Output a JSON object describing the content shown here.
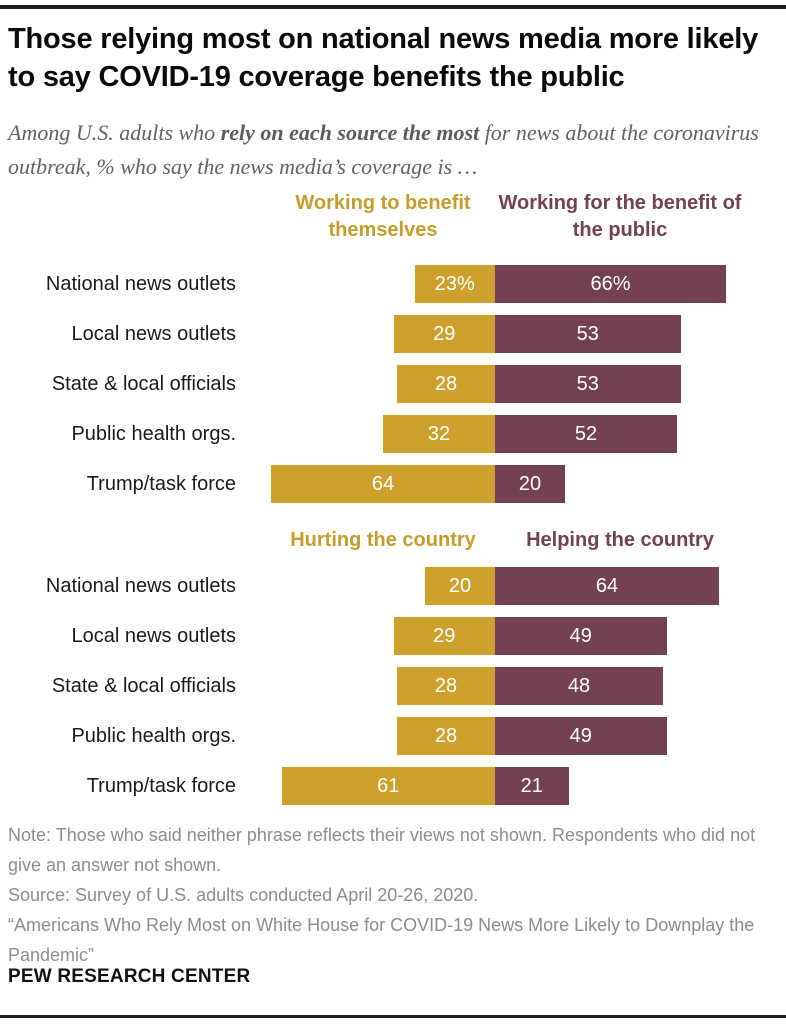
{
  "page": {
    "title": "Those relying most on national news media more likely to say COVID-19 coverage benefits the public",
    "subtitle_prefix": "Among U.S. adults who ",
    "subtitle_bold": "rely on each source the most",
    "subtitle_suffix": " for news about the coronavirus outbreak, % who say the news media’s coverage is …"
  },
  "colors": {
    "gold": "#CDA12C",
    "maroon": "#73414F",
    "gold_header_text": "#C79D2A",
    "maroon_header_text": "#73414F",
    "bar_value_text": "#FFFFFF"
  },
  "chart_data": [
    {
      "type": "bar",
      "orientation": "horizontal-diverging",
      "left_header": "Working to benefit themselves",
      "right_header": "Working for the benefit of the public",
      "categories": [
        "National news outlets",
        "Local news outlets",
        "State & local officials",
        "Public health orgs.",
        "Trump/task force"
      ],
      "series": [
        {
          "name": "Working to benefit themselves",
          "side": "left",
          "color": "#CDA12C",
          "values": [
            23,
            29,
            28,
            32,
            64
          ],
          "labels": [
            "23%",
            "29",
            "28",
            "32",
            "64"
          ]
        },
        {
          "name": "Working for the benefit of the public",
          "side": "right",
          "color": "#73414F",
          "values": [
            66,
            53,
            53,
            52,
            20
          ],
          "labels": [
            "66%",
            "53",
            "53",
            "52",
            "20"
          ]
        }
      ],
      "xlim": [
        -70,
        70
      ],
      "grid": false,
      "legend_position": "top-column-headers"
    },
    {
      "type": "bar",
      "orientation": "horizontal-diverging",
      "left_header": "Hurting the country",
      "right_header": "Helping the country",
      "categories": [
        "National news outlets",
        "Local news outlets",
        "State & local officials",
        "Public health orgs.",
        "Trump/task force"
      ],
      "series": [
        {
          "name": "Hurting the country",
          "side": "left",
          "color": "#CDA12C",
          "values": [
            20,
            29,
            28,
            28,
            61
          ],
          "labels": [
            "20",
            "29",
            "28",
            "28",
            "61"
          ]
        },
        {
          "name": "Helping the country",
          "side": "right",
          "color": "#73414F",
          "values": [
            64,
            49,
            48,
            49,
            21
          ],
          "labels": [
            "64",
            "49",
            "48",
            "49",
            "21"
          ]
        }
      ],
      "xlim": [
        -70,
        70
      ],
      "grid": false,
      "legend_position": "top-column-headers"
    }
  ],
  "footer": {
    "note": "Note: Those who said neither phrase reflects their views not shown. Respondents who did not give an answer not shown.",
    "source": "Source: Survey of U.S. adults conducted April 20-26, 2020.",
    "quote": "“Americans Who Rely Most on White House for COVID-19 News More Likely to Downplay the Pandemic”",
    "brand": "PEW RESEARCH CENTER"
  }
}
===
## [PROMPT]
Restate it all word for word: every record, no pictures.

## [YOUR SOLUTION]
Output a JSON object describing the content shown here.
{
  "page": {
    "title": "Those relying most on national news media more likely to say COVID-19 coverage benefits the public",
    "subtitle_prefix": "Among U.S. adults who ",
    "subtitle_bold": "rely on each source the most",
    "subtitle_suffix": " for news about the coronavirus outbreak, % who say the news media’s coverage is …"
  },
  "colors": {
    "gold": "#CDA12C",
    "maroon": "#73414F",
    "gold_header_text": "#C79D2A",
    "maroon_header_text": "#73414F",
    "bar_value_text": "#FFFFFF"
  },
  "chart_data": [
    {
      "type": "bar",
      "orientation": "horizontal-diverging",
      "left_header": "Working to benefit themselves",
      "right_header": "Working for the benefit of the public",
      "categories": [
        "National news outlets",
        "Local news outlets",
        "State & local officials",
        "Public health orgs.",
        "Trump/task force"
      ],
      "series": [
        {
          "name": "Working to benefit themselves",
          "side": "left",
          "color": "#CDA12C",
          "values": [
            23,
            29,
            28,
            32,
            64
          ],
          "labels": [
            "23%",
            "29",
            "28",
            "32",
            "64"
          ]
        },
        {
          "name": "Working for the benefit of the public",
          "side": "right",
          "color": "#73414F",
          "values": [
            66,
            53,
            53,
            52,
            20
          ],
          "labels": [
            "66%",
            "53",
            "53",
            "52",
            "20"
          ]
        }
      ],
      "xlim": [
        -70,
        70
      ],
      "grid": false,
      "legend_position": "top-column-headers"
    },
    {
      "type": "bar",
      "orientation": "horizontal-diverging",
      "left_header": "Hurting the country",
      "right_header": "Helping the country",
      "categories": [
        "National news outlets",
        "Local news outlets",
        "State & local officials",
        "Public health orgs.",
        "Trump/task force"
      ],
      "series": [
        {
          "name": "Hurting the country",
          "side": "left",
          "color": "#CDA12C",
          "values": [
            20,
            29,
            28,
            28,
            61
          ],
          "labels": [
            "20",
            "29",
            "28",
            "28",
            "61"
          ]
        },
        {
          "name": "Helping the country",
          "side": "right",
          "color": "#73414F",
          "values": [
            64,
            49,
            48,
            49,
            21
          ],
          "labels": [
            "64",
            "49",
            "48",
            "49",
            "21"
          ]
        }
      ],
      "xlim": [
        -70,
        70
      ],
      "grid": false,
      "legend_position": "top-column-headers"
    }
  ],
  "footer": {
    "note": "Note: Those who said neither phrase reflects their views not shown. Respondents who did not give an answer not shown.",
    "source": "Source: Survey of U.S. adults conducted April 20-26, 2020.",
    "quote": "“Americans Who Rely Most on White House for COVID-19 News More Likely to Downplay the Pandemic”",
    "brand": "PEW RESEARCH CENTER"
  }
}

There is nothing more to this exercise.